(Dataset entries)

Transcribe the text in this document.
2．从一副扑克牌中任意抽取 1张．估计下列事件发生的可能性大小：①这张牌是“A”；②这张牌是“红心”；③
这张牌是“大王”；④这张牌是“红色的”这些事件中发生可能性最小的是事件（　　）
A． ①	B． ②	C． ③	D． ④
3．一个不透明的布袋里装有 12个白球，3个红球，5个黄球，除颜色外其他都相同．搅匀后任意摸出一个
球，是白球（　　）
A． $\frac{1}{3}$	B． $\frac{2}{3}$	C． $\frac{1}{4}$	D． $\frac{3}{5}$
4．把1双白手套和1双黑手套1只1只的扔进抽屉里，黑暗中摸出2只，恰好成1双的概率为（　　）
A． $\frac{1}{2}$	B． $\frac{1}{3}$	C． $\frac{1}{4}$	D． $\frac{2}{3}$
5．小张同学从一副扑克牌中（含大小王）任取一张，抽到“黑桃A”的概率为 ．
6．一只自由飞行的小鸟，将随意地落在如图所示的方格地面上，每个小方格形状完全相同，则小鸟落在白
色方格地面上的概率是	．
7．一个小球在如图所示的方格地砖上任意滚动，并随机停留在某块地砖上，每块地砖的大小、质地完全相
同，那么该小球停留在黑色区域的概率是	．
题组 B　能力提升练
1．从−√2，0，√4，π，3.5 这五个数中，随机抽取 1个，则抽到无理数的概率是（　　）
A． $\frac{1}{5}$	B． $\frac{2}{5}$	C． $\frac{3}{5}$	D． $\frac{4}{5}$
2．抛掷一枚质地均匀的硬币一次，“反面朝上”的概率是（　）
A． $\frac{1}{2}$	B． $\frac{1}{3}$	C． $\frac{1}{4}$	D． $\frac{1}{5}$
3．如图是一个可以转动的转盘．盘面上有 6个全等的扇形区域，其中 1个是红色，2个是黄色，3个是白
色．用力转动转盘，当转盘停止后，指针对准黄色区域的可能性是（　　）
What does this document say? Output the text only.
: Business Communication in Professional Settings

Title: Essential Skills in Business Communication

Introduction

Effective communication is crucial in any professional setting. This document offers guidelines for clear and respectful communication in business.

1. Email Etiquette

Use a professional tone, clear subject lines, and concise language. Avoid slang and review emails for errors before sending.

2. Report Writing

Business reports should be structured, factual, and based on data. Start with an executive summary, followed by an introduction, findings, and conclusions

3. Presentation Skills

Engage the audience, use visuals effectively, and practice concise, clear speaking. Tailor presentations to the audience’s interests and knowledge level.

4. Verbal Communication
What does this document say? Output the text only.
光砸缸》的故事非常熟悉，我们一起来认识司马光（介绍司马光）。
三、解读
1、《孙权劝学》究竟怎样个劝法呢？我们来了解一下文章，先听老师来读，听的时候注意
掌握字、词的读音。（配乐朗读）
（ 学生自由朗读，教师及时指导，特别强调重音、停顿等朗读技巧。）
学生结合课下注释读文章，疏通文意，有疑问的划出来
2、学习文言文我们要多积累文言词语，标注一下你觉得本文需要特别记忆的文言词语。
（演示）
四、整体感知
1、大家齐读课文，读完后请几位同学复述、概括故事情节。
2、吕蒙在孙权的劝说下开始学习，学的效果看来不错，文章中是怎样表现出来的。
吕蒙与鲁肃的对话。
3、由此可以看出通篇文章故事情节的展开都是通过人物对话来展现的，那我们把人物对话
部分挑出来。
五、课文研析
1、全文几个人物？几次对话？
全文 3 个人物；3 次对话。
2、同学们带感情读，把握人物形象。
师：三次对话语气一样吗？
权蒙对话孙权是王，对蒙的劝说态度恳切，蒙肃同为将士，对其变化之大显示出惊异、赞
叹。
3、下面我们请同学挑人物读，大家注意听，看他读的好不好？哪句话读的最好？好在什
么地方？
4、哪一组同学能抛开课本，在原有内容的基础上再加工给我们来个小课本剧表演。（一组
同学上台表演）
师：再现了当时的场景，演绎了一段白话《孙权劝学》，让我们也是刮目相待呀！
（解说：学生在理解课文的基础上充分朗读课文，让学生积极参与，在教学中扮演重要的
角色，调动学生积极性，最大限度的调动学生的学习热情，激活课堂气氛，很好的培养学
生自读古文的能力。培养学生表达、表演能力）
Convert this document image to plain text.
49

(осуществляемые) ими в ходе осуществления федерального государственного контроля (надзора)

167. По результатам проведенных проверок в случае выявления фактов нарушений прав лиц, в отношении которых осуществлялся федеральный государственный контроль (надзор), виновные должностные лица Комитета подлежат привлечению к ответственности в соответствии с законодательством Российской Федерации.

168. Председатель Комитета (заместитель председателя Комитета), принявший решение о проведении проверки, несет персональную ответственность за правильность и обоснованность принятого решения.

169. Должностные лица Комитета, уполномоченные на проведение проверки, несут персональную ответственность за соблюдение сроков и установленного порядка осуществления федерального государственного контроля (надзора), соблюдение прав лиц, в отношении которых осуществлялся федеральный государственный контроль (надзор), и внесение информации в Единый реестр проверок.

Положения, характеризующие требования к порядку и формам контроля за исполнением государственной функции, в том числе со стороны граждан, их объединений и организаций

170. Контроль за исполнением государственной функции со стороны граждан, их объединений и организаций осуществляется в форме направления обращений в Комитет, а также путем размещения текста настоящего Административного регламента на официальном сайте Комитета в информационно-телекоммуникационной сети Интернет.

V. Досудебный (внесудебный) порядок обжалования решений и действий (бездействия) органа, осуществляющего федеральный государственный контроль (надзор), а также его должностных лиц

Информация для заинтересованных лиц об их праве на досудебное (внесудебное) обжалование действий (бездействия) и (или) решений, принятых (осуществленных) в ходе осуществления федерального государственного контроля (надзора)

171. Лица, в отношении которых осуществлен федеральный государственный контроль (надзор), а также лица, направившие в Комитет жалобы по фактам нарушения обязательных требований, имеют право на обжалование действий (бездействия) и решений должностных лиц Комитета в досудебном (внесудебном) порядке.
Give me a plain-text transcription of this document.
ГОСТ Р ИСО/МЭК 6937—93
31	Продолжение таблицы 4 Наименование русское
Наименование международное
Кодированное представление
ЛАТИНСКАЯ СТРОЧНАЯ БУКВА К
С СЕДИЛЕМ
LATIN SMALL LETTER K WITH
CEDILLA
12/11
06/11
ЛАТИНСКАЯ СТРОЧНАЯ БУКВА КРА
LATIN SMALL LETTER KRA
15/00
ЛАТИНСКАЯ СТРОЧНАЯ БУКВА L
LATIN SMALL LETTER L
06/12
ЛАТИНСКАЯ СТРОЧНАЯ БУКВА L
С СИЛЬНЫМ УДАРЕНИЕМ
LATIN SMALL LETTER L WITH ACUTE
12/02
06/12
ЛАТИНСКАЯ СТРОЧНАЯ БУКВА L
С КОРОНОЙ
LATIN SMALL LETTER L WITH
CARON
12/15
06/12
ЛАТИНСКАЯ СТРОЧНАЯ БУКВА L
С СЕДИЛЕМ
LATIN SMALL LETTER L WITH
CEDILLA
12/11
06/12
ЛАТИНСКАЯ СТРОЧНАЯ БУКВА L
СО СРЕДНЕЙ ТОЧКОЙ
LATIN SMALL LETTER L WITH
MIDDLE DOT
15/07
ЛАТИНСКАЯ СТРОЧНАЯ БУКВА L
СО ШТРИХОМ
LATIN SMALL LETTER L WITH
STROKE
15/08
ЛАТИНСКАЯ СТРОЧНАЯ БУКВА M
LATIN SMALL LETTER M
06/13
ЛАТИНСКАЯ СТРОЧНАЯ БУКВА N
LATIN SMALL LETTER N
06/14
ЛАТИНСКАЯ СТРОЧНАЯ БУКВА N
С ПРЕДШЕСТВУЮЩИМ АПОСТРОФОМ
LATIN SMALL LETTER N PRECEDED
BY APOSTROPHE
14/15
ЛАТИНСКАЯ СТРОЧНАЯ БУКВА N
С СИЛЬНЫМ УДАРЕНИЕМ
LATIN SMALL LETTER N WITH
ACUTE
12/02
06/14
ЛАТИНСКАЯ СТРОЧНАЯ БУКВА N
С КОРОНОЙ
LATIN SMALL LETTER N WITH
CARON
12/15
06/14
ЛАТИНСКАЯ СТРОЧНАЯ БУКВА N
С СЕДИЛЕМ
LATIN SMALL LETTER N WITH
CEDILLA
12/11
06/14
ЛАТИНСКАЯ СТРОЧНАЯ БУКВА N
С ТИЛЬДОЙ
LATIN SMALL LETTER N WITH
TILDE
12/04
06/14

Direction: Where a line holds "ходе", copy that line.

The result:
(осуществляемые) ими в ходе осуществления федерального государственного контроля (надзора)
Информация для заинтересованных лиц об их праве на досудебное (внесудебное) обжалование действий (бездействия) и (или) решений, принятых (осуществленных) в ходе осуществления федерального государственного контроля (надзора)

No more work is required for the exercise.